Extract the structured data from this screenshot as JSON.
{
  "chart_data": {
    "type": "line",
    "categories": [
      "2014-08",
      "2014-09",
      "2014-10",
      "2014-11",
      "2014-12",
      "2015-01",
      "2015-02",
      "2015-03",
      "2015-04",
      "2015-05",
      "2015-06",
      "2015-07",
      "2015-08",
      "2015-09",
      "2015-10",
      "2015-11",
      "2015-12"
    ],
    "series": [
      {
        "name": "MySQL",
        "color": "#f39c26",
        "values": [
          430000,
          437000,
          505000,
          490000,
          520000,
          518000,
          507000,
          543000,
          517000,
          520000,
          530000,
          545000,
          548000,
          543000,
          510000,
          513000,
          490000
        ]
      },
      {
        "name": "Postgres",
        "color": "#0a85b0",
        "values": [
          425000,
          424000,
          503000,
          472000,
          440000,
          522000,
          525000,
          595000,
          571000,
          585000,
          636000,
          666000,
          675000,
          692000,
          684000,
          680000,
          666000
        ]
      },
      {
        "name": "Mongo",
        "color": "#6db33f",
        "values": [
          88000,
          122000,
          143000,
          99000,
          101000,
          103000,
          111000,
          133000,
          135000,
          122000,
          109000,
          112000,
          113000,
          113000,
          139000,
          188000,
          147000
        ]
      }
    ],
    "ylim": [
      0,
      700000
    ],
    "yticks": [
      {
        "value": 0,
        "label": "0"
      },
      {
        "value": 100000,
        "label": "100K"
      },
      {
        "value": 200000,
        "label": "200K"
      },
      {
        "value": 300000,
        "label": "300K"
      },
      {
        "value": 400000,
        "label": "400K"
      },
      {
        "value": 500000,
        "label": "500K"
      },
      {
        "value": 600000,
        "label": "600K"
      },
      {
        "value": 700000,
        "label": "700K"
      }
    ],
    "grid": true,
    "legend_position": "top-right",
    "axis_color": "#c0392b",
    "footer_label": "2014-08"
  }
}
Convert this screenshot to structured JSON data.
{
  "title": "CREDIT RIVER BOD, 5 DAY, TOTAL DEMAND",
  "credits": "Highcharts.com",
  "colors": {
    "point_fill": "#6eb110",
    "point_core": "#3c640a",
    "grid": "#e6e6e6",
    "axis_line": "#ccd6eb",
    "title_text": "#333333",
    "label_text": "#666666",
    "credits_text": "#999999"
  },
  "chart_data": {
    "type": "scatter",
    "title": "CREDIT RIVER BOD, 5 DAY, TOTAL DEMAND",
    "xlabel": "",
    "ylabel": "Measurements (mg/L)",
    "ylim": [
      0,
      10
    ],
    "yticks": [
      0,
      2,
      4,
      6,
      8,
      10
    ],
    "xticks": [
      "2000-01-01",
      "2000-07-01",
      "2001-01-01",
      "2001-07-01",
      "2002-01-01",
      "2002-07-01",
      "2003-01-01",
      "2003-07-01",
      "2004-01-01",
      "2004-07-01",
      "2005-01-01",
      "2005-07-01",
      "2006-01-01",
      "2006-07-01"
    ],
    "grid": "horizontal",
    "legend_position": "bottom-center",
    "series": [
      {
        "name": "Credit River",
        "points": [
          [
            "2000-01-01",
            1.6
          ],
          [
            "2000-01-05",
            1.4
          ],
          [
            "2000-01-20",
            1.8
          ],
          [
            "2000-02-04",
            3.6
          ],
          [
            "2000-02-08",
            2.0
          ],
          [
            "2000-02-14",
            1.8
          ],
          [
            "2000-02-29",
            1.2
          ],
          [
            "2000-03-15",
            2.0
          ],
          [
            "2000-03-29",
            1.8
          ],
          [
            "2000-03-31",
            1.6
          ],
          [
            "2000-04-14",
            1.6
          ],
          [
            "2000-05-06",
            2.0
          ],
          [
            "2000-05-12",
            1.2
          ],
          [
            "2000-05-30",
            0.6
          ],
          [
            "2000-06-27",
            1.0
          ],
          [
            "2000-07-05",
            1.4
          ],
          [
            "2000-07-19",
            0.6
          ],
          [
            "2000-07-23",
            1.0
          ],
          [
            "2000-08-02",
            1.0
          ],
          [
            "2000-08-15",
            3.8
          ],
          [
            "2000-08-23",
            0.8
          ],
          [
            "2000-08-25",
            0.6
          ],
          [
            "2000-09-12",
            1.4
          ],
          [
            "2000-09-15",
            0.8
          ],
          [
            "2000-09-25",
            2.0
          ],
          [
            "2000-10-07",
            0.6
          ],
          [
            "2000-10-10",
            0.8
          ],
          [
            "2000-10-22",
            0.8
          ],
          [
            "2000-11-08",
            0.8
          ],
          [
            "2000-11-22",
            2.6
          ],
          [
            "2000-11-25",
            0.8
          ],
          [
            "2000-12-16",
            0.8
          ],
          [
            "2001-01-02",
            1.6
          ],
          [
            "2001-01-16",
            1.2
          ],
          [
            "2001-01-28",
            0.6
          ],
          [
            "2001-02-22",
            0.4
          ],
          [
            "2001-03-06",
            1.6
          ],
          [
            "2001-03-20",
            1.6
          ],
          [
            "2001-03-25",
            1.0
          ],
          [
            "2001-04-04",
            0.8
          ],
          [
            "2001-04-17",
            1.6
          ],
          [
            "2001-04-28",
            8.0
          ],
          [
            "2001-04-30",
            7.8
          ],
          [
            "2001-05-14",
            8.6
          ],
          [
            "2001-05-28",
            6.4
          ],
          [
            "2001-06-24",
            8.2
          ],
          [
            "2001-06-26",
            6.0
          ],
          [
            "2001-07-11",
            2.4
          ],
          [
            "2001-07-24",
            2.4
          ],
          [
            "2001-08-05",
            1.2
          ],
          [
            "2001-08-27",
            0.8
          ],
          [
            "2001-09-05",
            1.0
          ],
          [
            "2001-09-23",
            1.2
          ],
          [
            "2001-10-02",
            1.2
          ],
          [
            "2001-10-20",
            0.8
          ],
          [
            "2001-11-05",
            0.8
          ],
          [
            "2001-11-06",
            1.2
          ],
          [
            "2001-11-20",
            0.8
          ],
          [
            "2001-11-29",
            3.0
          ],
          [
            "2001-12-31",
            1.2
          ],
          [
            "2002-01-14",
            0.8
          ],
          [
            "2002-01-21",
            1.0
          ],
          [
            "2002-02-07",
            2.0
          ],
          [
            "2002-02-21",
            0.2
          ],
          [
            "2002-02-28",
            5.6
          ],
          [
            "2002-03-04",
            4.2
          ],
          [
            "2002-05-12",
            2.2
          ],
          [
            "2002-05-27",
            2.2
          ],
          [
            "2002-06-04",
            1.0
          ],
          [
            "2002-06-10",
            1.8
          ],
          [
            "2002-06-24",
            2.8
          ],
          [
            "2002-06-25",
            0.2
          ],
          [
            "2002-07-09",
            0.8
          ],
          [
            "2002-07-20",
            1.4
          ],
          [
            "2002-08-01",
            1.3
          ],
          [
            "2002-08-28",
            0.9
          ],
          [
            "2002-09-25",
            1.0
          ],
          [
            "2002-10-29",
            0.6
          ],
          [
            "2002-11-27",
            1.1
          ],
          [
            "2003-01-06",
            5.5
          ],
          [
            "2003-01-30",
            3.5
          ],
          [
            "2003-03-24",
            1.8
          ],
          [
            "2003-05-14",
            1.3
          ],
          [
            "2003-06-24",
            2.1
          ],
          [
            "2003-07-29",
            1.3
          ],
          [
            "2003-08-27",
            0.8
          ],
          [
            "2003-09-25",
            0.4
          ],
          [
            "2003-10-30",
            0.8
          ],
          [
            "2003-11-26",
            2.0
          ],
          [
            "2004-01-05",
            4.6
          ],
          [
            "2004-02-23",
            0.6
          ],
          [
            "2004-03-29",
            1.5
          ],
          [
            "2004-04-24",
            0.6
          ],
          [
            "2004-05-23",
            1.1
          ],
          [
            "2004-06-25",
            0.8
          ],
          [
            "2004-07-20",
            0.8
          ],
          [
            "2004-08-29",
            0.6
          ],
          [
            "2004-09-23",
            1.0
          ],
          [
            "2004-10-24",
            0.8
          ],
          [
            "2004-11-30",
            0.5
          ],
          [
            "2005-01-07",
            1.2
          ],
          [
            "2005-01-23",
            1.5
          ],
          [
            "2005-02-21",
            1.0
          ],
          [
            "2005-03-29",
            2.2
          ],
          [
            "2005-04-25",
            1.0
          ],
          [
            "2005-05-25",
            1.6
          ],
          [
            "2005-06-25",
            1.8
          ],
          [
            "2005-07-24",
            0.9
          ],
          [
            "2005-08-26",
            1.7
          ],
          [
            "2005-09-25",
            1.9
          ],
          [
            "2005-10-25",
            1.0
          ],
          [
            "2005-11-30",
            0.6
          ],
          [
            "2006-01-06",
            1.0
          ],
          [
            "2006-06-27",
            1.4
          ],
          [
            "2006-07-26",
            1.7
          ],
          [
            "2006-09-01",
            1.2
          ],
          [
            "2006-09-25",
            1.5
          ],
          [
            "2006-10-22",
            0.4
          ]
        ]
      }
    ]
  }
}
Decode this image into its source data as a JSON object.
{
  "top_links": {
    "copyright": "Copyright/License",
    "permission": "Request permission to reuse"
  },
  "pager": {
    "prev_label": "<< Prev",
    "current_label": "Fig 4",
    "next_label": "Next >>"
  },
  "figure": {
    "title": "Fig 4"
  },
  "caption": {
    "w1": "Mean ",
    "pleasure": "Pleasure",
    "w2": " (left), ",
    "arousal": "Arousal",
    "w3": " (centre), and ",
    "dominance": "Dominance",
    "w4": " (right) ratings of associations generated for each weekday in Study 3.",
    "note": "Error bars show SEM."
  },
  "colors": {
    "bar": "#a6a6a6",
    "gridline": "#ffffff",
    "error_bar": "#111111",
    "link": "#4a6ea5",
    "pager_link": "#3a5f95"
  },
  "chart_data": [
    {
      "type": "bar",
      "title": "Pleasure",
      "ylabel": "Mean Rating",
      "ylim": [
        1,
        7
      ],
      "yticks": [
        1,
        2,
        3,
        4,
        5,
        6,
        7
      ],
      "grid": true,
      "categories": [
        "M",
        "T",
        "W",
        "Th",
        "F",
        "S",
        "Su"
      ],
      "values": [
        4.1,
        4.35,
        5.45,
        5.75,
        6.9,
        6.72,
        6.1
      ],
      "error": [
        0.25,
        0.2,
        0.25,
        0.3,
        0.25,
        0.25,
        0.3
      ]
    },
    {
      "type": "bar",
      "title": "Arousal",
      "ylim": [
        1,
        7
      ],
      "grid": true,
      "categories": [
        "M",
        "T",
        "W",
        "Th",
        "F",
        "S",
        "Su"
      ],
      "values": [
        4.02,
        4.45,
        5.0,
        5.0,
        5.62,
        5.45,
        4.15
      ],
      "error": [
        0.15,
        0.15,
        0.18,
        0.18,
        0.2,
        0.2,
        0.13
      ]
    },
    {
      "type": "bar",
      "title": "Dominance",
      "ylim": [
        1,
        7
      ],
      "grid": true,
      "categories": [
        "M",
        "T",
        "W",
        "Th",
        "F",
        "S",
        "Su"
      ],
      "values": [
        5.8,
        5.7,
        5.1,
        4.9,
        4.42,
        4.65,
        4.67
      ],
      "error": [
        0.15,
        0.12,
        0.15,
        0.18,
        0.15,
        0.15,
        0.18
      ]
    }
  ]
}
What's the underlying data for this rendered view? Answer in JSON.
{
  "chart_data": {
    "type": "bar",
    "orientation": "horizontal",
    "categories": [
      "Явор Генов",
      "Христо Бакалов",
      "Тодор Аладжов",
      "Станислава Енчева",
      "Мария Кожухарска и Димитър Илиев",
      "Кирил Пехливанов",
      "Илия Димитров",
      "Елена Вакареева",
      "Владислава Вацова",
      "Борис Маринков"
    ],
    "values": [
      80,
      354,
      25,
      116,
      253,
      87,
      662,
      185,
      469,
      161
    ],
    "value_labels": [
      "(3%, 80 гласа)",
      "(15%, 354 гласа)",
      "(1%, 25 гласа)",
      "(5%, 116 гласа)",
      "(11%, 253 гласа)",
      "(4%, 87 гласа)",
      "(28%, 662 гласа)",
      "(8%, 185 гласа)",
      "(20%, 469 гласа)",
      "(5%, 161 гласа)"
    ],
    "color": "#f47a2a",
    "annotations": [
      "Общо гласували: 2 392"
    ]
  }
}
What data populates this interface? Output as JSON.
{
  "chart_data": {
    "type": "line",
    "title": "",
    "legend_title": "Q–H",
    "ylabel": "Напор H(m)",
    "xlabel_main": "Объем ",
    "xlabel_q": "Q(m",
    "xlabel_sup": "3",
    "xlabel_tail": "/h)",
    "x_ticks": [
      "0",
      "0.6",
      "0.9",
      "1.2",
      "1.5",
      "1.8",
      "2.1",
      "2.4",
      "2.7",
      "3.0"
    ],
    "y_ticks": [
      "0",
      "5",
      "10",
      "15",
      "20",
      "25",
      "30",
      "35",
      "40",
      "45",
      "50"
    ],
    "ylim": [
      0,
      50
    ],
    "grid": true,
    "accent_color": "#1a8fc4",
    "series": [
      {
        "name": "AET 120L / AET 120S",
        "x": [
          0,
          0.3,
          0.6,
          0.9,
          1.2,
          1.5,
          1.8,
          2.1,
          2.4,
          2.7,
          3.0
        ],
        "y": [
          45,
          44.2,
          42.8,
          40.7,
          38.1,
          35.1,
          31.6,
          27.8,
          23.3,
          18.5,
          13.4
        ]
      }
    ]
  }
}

◇ ◇ ◇

== Task brief ==
The string "structured" may appear in lines of the listing above; tally those lines and give the number only.

== Full answer ==
2